Data records:
■ ■ ■

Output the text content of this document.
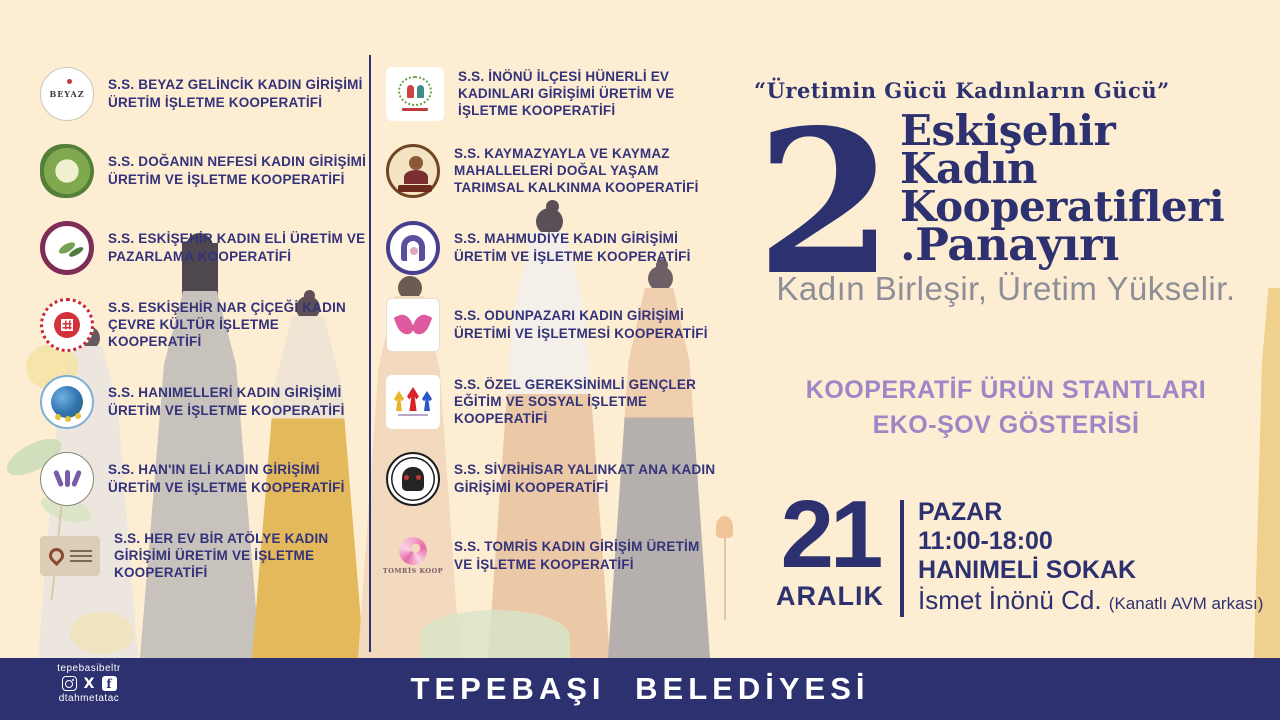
BEYAZ
S.S. BEYAZ GELİNCİK KADIN GİRİŞİMİ ÜRETİM İŞLETME KOOPERATİFİ
S.S. DOĞANIN NEFESİ KADIN GİRİŞİMİ ÜRETİM VE İŞLETME KOOPERATİFİ
S.S. ESKİŞEHİR KADIN ELİ ÜRETİM VE PAZARLAMA KOOPERATİFİ
S.S. ESKİŞEHİR NAR ÇİÇEĞİ KADIN ÇEVRE KÜLTÜR İŞLETME KOOPERATİFİ
S.S. HANIMELLERİ KADIN GİRİŞİMİ ÜRETİM VE İŞLETME KOOPERATİFİ
S.S. HAN'IN ELİ KADIN GİRİŞİMİ ÜRETİM VE İŞLETME KOOPERATİFİ
S.S. HER EV BİR ATÖLYE KADIN GİRİŞİMİ ÜRETİM VE İŞLETME KOOPERATİFİ
S.S. İNÖNÜ İLÇESİ HÜNERLİ EV KADINLARI GİRİŞİMİ ÜRETİM VE İŞLETME KOOPERATİFİ
S.S. KAYMAZYAYLA VE KAYMAZ MAHALLELERİ DOĞAL YAŞAM TARIMSAL KALKINMA KOOPERATİFİ
S.S. MAHMUDİYE KADIN GİRİŞİMİ ÜRETİM VE İŞLETME KOOPERATİFİ
S.S. ODUNPAZARI KADIN GİRİŞİMİ ÜRETİMİ VE İŞLETMESİ KOOPERATİFİ
S.S. ÖZEL GEREKSİNİMLİ GENÇLER EĞİTİM VE SOSYAL İŞLETME KOOPERATİFİ
S.S. SİVRİHİSAR YALINKAT ANA KADIN GİRİŞİMİ KOOPERATİFİ
TOMRİS KOOP
S.S. TOMRİS KADIN GİRİŞİM ÜRETİM VE İŞLETME KOOPERATİFİ
“Üretimin Gücü Kadınların Gücü”
2 Eskişehir
Kadın
Kooperatifleri
.Panayırı
Kadın Birleşir, Üretim Yükselir.
KOOPERATİF ÜRÜN STANTLARI
EKO-ŞOV GÖSTERİSİ
21
ARALIK
PAZAR
11:00-18:00
HANIMELİ SOKAK
İsmet İnönü Cd. (Kanatlı AVM arkası)
tepebasibeltr
X
f
dtahmetatac	TEPEBAŞI BELEDİYESİ
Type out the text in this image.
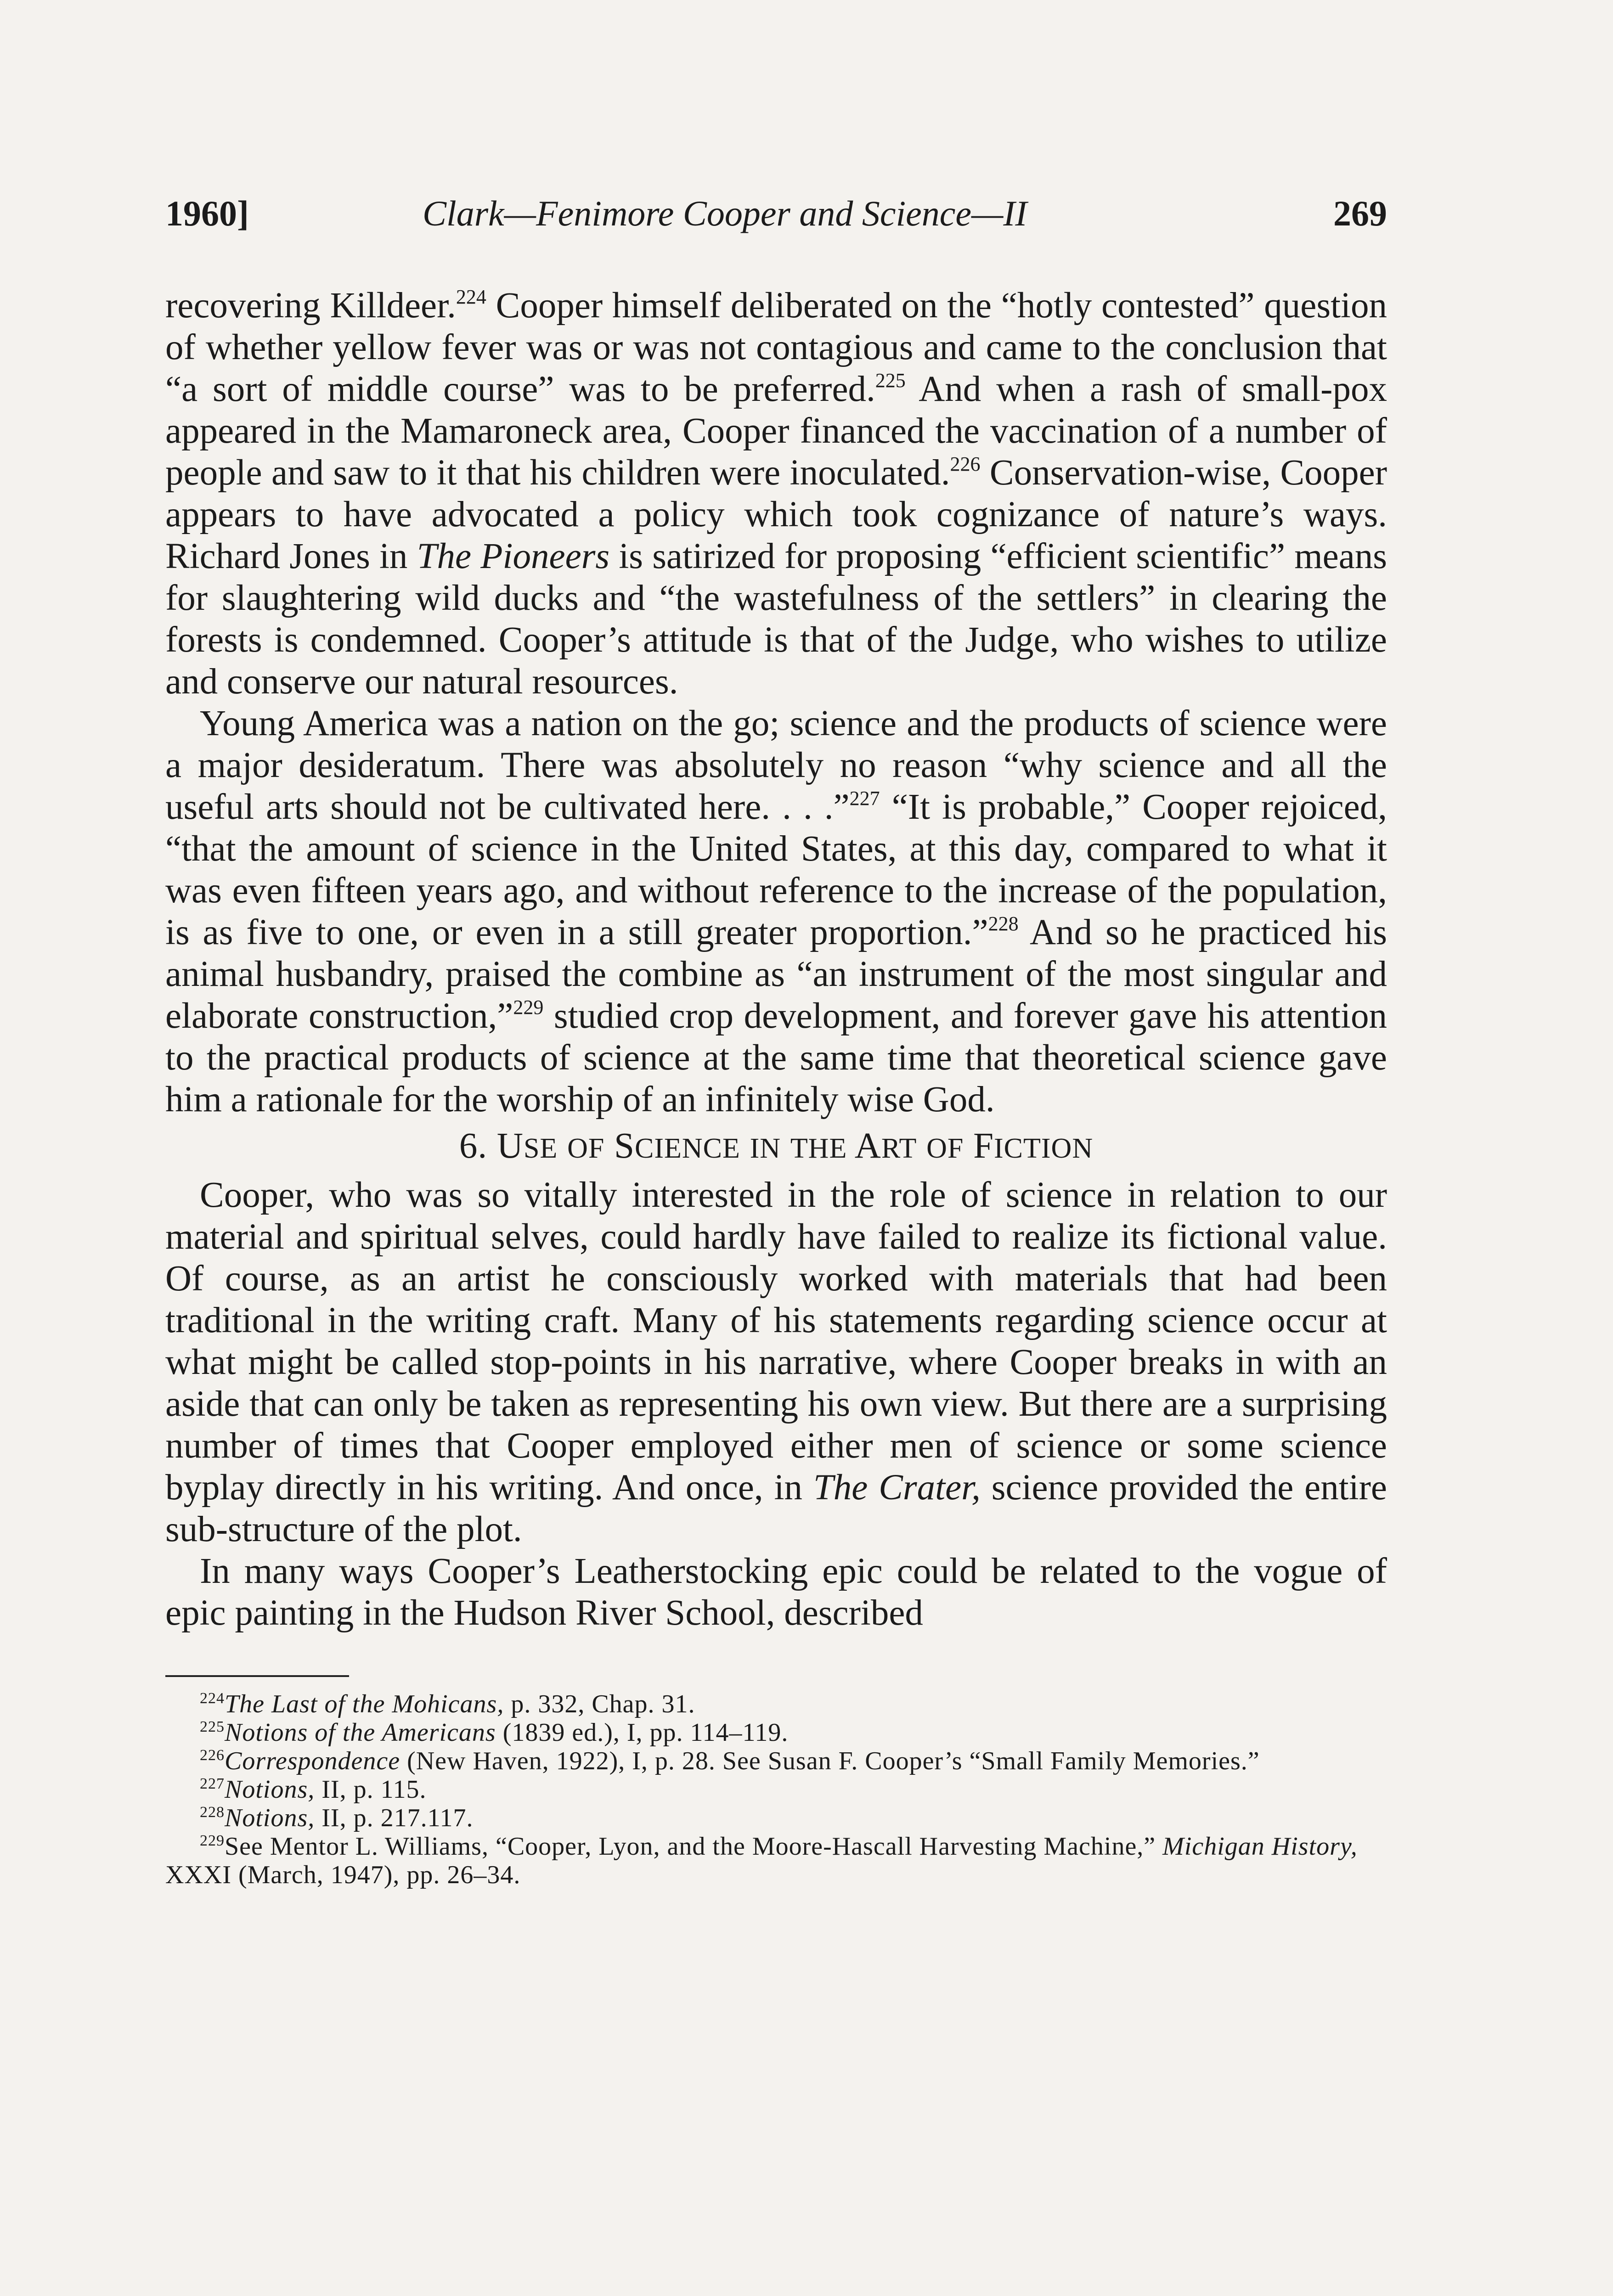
1960]	Clark—Fenimore Cooper and Science—II	269

recovering Killdeer.$^{224}$ Cooper himself deliberated on the “hotly contested” question of whether yellow fever was or was not contagious and came to the conclusion that “a sort of middle course” was to be preferred.$^{225}$ And when a rash of small-pox appeared in the Mamaroneck area, Cooper financed the vaccination of a number of people and saw to it that his children were inoculated.$^{226}$ Conservation-wise, Cooper appears to have advocated a policy which took cognizance of nature’s ways. Richard Jones in The Pioneers is satirized for proposing “efficient scientific” means for slaughtering wild ducks and “the wastefulness of the settlers” in clearing the forests is condemned. Cooper’s attitude is that of the Judge, who wishes to utilize and conserve our natural resources.

Young America was a nation on the go; science and the products of science were a major desideratum. There was absolutely no reason “why science and all the useful arts should not be cultivated here. . . .”$^{227}$ “It is probable,” Cooper rejoiced, “that the amount of science in the United States, at this day, compared to what it was even fifteen years ago, and without reference to the increase of the population, is as five to one, or even in a still greater proportion.”$^{228}$ And so he practiced his animal husbandry, praised the combine as “an instrument of the most singular and elaborate construction,”$^{229}$ studied crop development, and forever gave his attention to the practical products of science at the same time that theoretical science gave him a rationale for the worship of an infinitely wise God.

6. USE OF SCIENCE IN THE ART OF FICTION

Cooper, who was so vitally interested in the role of science in relation to our material and spiritual selves, could hardly have failed to realize its fictional value. Of course, as an artist he consciously worked with materials that had been traditional in the writing craft. Many of his statements regarding science occur at what might be called stop-points in his narrative, where Cooper breaks in with an aside that can only be taken as representing his own view. But there are a surprising number of times that Cooper employed either men of science or some science byplay directly in his writing. And once, in The Crater, science provided the entire sub-structure of the plot.

In many ways Cooper’s Leatherstocking epic could be related to the vogue of epic painting in the Hudson River School, described

$^{224}$The Last of the Mohicans, p. 332, Chap. 31.

$^{225}$Notions of the Americans (1839 ed.), I, pp. 114–119.

$^{226}$Correspondence (New Haven, 1922), I, p. 28. See Susan F. Cooper’s “Small Family Memories.”

$^{227}$Notions, II, p. 115.

$^{228}$Notions, II, p. 217.117.

$^{229}$See Mentor L. Williams, “Cooper, Lyon, and the Moore-Hascall Harvesting Machine,” Michigan History, XXXI (March, 1947), pp. 26–34.
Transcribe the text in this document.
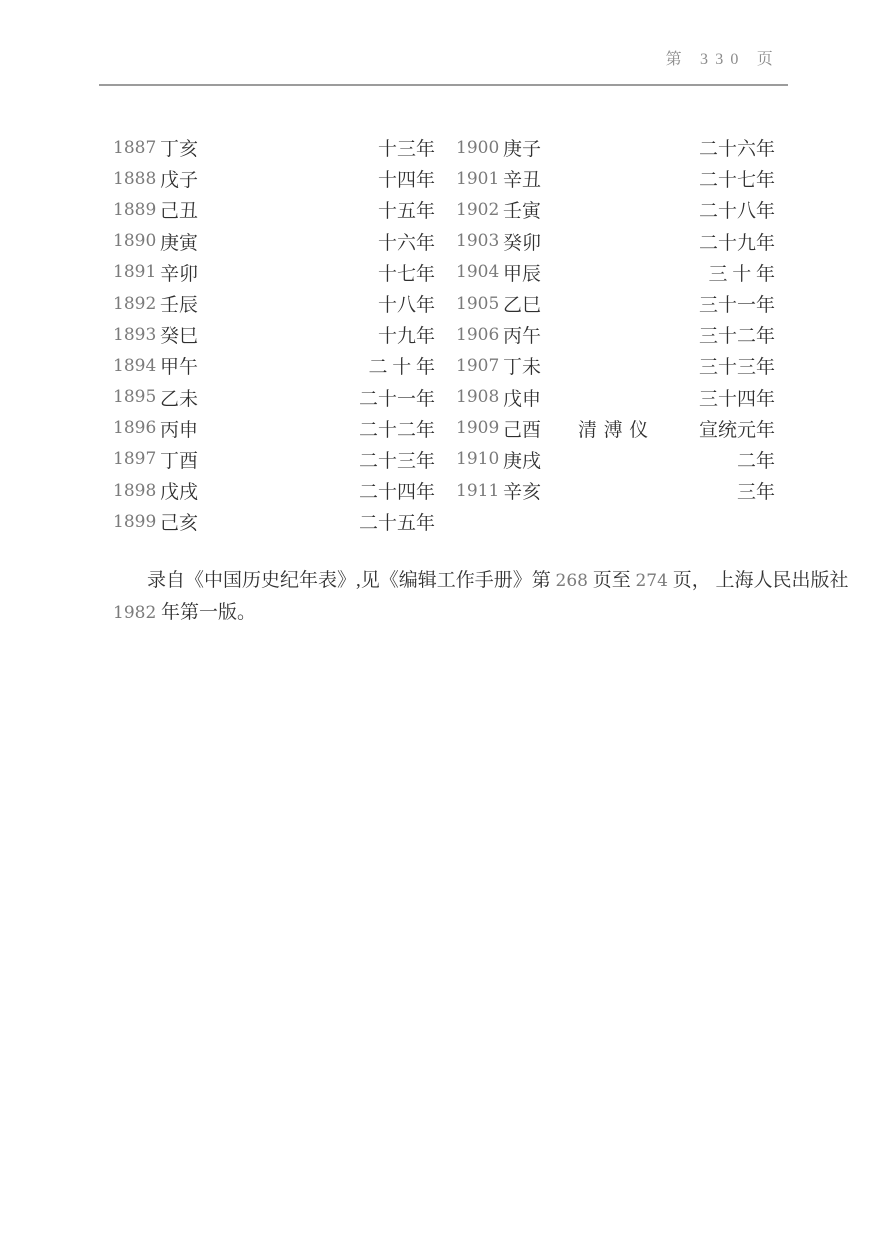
第 330 页
1887 丁亥	十三年
1888 戊子	十四年
1889 己丑	十五年
1890 庚寅	十六年
1891 辛卯	十七年
1892 壬辰	十八年
1893 癸巳	十九年
1894 甲午	二 十 年
1895 乙未	二十一年
1896 丙申	二十二年
1897 丁酉	二十三年
1898 戊戌	二十四年
1899 己亥	二十五年
1900 庚子	二十六年
1901 辛丑	二十七年
1902 壬寅	二十八年
1903 癸卯	二十九年
1904 甲辰	三 十 年
1905 乙巳	三十一年
1906 丙午	三十二年
1907 丁未	三十三年
1908 戊申	三十四年
1909 己酉	清溥仪	宣统元年
1910 庚戌	二年
1911 辛亥	三年
录自《中国历史纪年表》,见《编辑工作手册》第 268 页至 274 页， 上海人民出版社
1982 年第一版。
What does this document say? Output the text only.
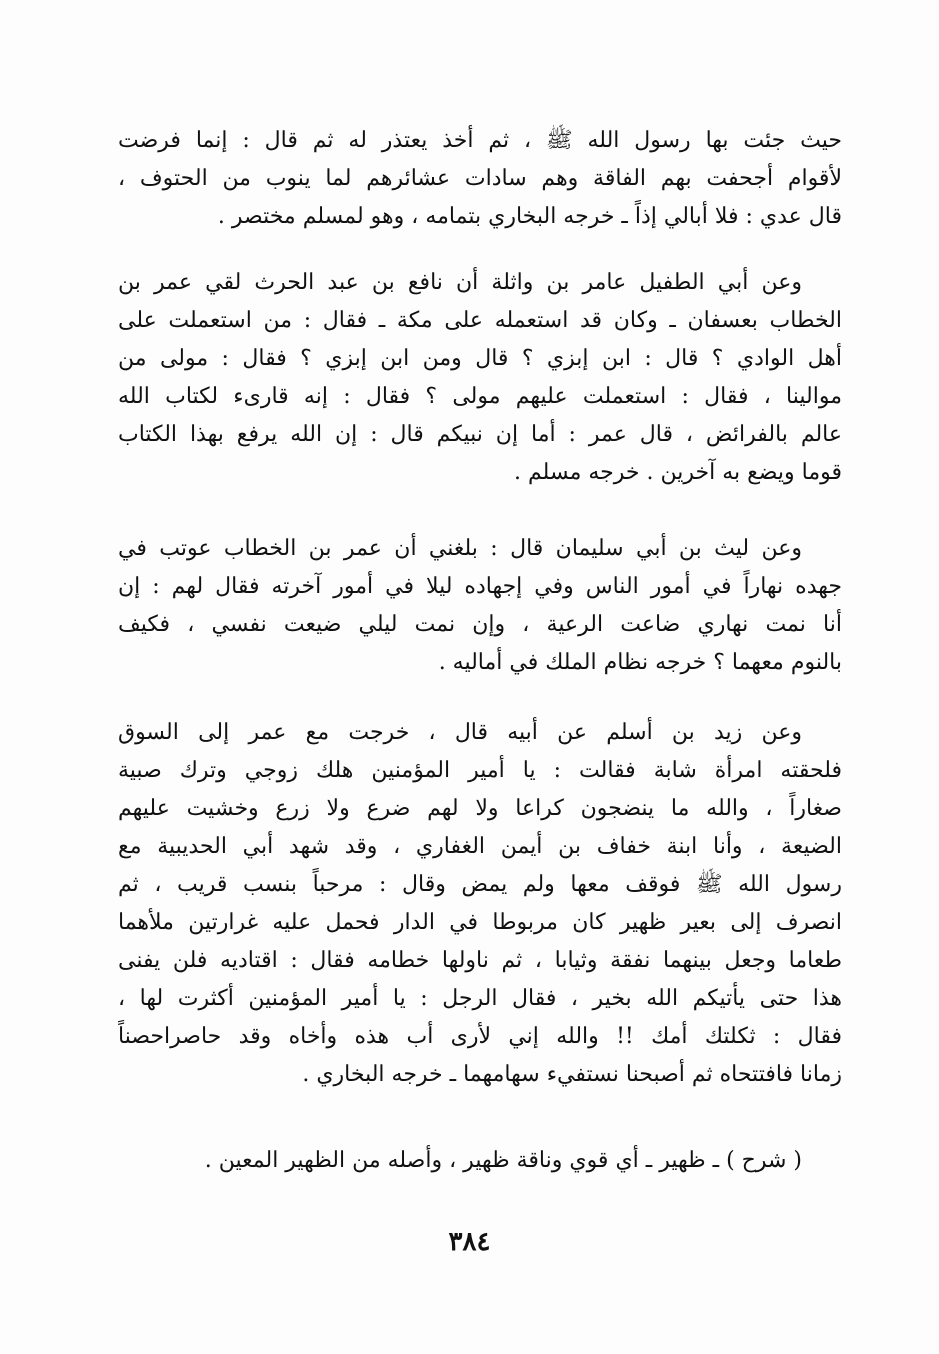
حيث جئت بها رسول الله ﷺ ، ثم أخذ يعتذر له ثم قال : إنما فرضت
لأقوام أجحفت بهم الفاقة وهم سادات عشائرهم لما ينوب من الحتوف ،
قال عدي : فلا أبالي إذاً ـ خرجه البخاري بتمامه ، وهو لمسلم مختصر .
وعن أبي الطفيل عامر بن واثلة أن نافع بن عبد الحرث لقي عمر بن
الخطاب بعسفان ـ وكان قد استعمله على مكة ـ فقال : من استعملت على
أهل الوادي ؟ قال : ابن إبزي ؟ قال ومن ابن إبزي ؟ فقال : مولى من
موالينا ، فقال : استعملت عليهم مولى ؟ فقال : إنه قارىء لكتاب الله
عالم بالفرائض ، قال عمر : أما إن نبيكم قال : إن الله يرفع بهذا الكتاب
قوما ويضع به آخرين . خرجه مسلم .
وعن ليث بن أبي سليمان قال : بلغني أن عمر بن الخطاب عوتب في
جهده نهاراً في أمور الناس وفي إجهاده ليلا في أمور آخرته فقال لهم : إن
أنا نمت نهاري ضاعت الرعية ، وإن نمت ليلي ضيعت نفسي ، فكيف
بالنوم معهما ؟ خرجه نظام الملك في أماليه .
وعن زيد بن أسلم عن أبيه قال ، خرجت مع عمر إلى السوق
فلحقته امرأة شابة فقالت : يا أمير المؤمنين هلك زوجي وترك صبية
صغاراً ، والله ما ينضجون كراعا ولا لهم ضرع ولا زرع وخشيت عليهم
الضيعة ، وأنا ابنة خفاف بن أيمن الغفاري ، وقد شهد أبي الحديبية مع
رسول الله ﷺ فوقف معها ولم يمض وقال : مرحباً بنسب قريب ، ثم
انصرف إلى بعير ظهير كان مربوطا في الدار فحمل عليه غرارتين ملأهما
طعاما وجعل بينهما نفقة وثيابا ، ثم ناولها خطامه فقال : اقتاديه فلن يفنى
هذا حتى يأتيكم الله بخير ، فقال الرجل : يا أمير المؤمنين أكثرت لها ،
فقال : ثكلتك أمك !! والله إني لأرى أب هذه وأخاه وقد حاصراحصناً
زمانا فافتتحاه ثم أصبحنا نستفيء سهامهما ـ خرجه البخاري .
( شرح ) ـ ظهير ـ أي قوي وناقة ظهير ، وأصله من الظهير المعين .
٣٨٤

■ ■ ■

From the entries above, copy every line where the word "مولى" shows up.

## WRITTEN RESPONSE
أهل الوادي ؟ قال : ابن إبزي ؟ قال ومن ابن إبزي ؟ فقال : مولى من
موالينا ، فقال : استعملت عليهم مولى ؟ فقال : إنه قارىء لكتاب الله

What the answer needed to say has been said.